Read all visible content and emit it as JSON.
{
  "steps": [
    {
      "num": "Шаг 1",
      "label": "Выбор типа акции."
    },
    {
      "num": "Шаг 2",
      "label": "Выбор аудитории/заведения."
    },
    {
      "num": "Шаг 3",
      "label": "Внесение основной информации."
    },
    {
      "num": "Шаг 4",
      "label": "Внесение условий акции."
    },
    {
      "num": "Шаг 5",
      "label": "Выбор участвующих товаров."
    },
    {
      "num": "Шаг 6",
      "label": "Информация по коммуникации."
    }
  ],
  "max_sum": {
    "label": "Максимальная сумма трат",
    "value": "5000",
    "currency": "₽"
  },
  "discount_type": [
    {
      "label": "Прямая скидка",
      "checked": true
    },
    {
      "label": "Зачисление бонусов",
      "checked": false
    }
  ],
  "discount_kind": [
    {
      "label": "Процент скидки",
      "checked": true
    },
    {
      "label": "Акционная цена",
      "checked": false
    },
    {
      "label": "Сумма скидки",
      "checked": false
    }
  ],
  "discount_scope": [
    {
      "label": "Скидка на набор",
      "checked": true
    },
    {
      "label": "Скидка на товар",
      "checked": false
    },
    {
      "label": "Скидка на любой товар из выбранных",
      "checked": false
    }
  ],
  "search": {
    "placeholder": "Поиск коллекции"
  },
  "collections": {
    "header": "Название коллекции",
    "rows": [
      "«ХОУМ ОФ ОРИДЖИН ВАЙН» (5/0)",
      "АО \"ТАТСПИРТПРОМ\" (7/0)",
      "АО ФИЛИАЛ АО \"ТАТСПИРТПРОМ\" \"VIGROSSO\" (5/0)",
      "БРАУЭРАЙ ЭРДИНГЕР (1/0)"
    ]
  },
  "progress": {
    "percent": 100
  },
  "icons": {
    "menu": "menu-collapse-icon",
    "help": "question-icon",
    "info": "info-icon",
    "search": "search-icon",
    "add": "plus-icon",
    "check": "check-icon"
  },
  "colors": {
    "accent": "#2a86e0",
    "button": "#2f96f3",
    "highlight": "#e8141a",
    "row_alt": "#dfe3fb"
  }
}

» Your objective
Could you quote the material above in full, exactly as it stands?

» Output
Read all visible content and emit it as JSON.
{
  "steps": [
    {
      "num": "Шаг 1",
      "label": "Выбор типа акции."
    },
    {
      "num": "Шаг 2",
      "label": "Выбор аудитории/заведения."
    },
    {
      "num": "Шаг 3",
      "label": "Внесение основной информации."
    },
    {
      "num": "Шаг 4",
      "label": "Внесение условий акции."
    },
    {
      "num": "Шаг 5",
      "label": "Выбор участвующих товаров."
    },
    {
      "num": "Шаг 6",
      "label": "Информация по коммуникации."
    }
  ],
  "max_sum": {
    "label": "Максимальная сумма трат",
    "value": "5000",
    "currency": "₽"
  },
  "discount_type": [
    {
      "label": "Прямая скидка",
      "checked": true
    },
    {
      "label": "Зачисление бонусов",
      "checked": false
    }
  ],
  "discount_kind": [
    {
      "label": "Процент скидки",
      "checked": true
    },
    {
      "label": "Акционная цена",
      "checked": false
    },
    {
      "label": "Сумма скидки",
      "checked": false
    }
  ],
  "discount_scope": [
    {
      "label": "Скидка на набор",
      "checked": true
    },
    {
      "label": "Скидка на товар",
      "checked": false
    },
    {
      "label": "Скидка на любой товар из выбранных",
      "checked": false
    }
  ],
  "search": {
    "placeholder": "Поиск коллекции"
  },
  "collections": {
    "header": "Название коллекции",
    "rows": [
      "«ХОУМ ОФ ОРИДЖИН ВАЙН» (5/0)",
      "АО \"ТАТСПИРТПРОМ\" (7/0)",
      "АО ФИЛИАЛ АО \"ТАТСПИРТПРОМ\" \"VIGROSSO\" (5/0)",
      "БРАУЭРАЙ ЭРДИНГЕР (1/0)"
    ]
  },
  "progress": {
    "percent": 100
  },
  "icons": {
    "menu": "menu-collapse-icon",
    "help": "question-icon",
    "info": "info-icon",
    "search": "search-icon",
    "add": "plus-icon",
    "check": "check-icon"
  },
  "colors": {
    "accent": "#2a86e0",
    "button": "#2f96f3",
    "highlight": "#e8141a",
    "row_alt": "#dfe3fb"
  }
}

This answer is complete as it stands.